Determine how many lines of the data below contain "title", then give only that number.
★ ★ ★ ★
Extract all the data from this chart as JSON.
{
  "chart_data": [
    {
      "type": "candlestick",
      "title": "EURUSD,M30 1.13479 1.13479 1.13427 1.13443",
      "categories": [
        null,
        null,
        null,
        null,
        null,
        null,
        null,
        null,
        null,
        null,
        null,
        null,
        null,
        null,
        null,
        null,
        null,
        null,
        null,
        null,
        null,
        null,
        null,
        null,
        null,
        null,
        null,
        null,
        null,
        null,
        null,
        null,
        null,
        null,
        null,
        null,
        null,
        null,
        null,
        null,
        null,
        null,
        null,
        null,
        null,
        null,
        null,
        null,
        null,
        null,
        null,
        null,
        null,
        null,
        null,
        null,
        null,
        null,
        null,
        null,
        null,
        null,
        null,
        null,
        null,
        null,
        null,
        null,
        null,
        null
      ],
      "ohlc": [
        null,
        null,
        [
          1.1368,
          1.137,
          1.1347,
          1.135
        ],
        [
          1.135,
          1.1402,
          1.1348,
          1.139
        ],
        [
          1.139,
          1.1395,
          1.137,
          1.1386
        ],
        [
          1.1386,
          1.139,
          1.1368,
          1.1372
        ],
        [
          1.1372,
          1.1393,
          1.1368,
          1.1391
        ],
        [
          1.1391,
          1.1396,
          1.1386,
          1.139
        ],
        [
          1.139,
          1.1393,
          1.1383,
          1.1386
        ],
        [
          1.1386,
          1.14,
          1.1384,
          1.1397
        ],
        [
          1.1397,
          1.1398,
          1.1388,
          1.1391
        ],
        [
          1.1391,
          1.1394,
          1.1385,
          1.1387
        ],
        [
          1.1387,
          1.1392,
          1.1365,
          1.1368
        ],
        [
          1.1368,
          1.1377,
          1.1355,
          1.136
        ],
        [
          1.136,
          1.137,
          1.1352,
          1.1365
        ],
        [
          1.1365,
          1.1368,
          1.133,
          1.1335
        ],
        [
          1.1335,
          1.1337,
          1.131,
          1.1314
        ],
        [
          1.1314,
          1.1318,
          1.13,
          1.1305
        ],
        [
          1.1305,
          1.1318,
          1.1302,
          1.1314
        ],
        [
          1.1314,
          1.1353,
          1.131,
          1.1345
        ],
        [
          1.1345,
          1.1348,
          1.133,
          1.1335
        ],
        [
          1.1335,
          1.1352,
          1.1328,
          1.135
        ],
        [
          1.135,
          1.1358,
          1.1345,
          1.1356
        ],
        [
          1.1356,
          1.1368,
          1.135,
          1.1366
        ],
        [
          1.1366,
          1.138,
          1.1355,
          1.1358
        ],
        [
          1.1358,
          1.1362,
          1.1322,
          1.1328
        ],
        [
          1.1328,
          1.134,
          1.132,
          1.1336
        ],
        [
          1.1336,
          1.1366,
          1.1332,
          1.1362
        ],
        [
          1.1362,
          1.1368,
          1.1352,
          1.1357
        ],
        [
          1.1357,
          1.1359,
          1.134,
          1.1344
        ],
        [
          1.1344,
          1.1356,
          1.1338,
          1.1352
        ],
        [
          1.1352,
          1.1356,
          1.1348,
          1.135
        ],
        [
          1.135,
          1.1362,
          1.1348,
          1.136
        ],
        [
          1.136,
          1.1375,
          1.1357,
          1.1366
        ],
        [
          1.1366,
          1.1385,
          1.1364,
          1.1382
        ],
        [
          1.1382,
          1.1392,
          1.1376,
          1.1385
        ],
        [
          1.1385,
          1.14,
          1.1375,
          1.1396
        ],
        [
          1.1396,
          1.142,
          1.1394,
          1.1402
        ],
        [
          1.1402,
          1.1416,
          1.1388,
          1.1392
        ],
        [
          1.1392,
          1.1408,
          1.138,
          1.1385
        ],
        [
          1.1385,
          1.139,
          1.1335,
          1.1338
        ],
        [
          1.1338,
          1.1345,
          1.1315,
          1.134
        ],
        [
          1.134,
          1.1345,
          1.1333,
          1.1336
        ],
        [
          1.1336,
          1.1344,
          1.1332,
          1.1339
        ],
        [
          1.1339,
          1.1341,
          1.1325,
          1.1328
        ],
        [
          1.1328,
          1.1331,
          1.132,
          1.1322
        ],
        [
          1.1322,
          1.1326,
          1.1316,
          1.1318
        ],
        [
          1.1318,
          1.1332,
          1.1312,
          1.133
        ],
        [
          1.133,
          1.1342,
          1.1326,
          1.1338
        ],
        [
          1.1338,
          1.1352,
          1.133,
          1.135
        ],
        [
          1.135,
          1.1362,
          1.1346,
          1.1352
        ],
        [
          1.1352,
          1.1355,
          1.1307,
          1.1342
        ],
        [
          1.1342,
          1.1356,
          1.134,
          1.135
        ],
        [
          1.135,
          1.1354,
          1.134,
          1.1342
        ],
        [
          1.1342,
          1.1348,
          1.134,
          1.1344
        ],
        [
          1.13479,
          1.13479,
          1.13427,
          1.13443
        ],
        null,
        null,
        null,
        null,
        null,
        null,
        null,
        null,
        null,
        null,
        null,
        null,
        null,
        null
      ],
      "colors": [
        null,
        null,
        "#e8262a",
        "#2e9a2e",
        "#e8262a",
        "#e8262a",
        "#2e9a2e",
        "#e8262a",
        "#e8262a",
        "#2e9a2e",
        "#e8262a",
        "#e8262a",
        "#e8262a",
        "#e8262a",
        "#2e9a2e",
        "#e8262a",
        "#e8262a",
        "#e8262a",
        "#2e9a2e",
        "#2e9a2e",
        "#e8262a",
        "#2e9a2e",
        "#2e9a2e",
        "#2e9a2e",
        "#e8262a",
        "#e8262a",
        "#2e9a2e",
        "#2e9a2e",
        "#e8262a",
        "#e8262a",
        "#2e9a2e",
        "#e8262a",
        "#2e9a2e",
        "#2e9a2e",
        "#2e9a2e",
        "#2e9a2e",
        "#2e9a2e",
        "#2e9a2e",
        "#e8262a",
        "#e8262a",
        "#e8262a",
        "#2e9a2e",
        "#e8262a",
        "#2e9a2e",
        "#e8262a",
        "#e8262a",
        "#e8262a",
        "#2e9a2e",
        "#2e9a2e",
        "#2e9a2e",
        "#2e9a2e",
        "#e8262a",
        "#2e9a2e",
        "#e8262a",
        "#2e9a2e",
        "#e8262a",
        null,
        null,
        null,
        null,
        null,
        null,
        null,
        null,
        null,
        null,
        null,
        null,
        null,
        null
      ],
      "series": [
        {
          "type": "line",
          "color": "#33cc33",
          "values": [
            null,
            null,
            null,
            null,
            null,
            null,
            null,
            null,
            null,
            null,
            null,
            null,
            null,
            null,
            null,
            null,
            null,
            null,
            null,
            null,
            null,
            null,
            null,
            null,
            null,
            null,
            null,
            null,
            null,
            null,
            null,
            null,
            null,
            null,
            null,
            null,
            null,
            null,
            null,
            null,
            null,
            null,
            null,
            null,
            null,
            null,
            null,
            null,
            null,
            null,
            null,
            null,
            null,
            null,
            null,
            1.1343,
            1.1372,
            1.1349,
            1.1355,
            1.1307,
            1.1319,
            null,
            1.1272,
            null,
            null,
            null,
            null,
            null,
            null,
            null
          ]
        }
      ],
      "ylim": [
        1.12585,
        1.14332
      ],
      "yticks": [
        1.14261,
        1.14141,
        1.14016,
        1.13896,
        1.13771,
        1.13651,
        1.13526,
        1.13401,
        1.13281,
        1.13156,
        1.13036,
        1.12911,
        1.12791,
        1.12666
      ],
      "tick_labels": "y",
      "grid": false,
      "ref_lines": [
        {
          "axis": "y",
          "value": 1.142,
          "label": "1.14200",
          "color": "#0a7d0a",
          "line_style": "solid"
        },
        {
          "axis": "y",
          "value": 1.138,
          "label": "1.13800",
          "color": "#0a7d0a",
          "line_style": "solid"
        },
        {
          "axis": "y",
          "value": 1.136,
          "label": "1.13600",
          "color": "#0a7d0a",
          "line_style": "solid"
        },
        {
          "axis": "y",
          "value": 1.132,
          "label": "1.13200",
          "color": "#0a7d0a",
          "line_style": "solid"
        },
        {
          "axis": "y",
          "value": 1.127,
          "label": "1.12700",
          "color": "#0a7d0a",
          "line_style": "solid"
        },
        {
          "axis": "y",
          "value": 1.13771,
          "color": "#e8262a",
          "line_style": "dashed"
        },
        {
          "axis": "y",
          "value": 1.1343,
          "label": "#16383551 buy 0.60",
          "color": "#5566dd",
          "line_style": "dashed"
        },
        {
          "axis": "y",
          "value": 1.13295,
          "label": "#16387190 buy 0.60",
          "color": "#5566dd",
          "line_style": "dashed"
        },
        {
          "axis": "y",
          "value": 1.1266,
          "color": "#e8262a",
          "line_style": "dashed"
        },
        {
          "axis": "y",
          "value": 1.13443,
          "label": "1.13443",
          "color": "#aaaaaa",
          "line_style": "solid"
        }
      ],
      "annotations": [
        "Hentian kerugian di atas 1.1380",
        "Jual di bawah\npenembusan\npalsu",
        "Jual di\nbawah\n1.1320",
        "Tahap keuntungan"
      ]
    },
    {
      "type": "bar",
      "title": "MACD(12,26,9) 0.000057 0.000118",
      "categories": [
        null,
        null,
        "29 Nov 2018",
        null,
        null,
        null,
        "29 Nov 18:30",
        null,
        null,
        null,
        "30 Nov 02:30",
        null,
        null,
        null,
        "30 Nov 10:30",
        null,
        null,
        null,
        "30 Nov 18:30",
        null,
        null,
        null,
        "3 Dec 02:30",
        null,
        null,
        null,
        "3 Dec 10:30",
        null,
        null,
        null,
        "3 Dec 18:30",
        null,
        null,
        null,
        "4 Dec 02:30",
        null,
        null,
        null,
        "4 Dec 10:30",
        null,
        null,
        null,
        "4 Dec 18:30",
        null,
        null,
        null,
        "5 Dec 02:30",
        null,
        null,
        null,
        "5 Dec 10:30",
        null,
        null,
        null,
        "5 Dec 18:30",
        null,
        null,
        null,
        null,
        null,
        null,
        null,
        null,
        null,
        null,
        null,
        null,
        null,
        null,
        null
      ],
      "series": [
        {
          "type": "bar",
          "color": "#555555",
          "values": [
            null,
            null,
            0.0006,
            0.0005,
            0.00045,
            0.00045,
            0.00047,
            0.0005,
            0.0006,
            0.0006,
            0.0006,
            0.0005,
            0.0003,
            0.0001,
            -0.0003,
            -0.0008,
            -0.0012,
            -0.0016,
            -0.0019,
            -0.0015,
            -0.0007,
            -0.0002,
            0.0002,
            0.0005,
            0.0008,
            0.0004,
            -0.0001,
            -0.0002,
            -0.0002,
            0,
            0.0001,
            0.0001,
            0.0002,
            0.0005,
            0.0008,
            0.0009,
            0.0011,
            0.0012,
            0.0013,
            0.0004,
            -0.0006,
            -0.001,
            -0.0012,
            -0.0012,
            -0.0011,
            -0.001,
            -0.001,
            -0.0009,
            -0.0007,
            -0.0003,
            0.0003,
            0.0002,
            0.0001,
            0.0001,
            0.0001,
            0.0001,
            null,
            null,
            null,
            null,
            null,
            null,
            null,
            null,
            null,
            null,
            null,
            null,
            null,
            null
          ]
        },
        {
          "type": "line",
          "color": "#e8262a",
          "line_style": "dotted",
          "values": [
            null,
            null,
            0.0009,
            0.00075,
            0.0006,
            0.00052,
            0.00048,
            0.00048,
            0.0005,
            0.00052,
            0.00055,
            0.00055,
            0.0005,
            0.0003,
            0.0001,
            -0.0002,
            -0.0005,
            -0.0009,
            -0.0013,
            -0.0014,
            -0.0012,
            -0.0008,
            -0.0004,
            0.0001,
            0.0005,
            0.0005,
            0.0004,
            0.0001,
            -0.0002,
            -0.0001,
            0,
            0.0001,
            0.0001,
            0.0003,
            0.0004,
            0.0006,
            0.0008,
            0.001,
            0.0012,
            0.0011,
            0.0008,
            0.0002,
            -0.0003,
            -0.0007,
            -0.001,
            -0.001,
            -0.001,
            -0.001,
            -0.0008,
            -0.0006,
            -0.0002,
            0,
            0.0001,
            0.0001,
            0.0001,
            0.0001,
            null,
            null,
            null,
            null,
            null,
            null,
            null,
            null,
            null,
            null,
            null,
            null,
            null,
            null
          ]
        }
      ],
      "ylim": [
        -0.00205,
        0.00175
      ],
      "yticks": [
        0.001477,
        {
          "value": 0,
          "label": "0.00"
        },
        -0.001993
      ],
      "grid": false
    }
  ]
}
★ ★ ★ ★
(SOLUTION BELOW): 2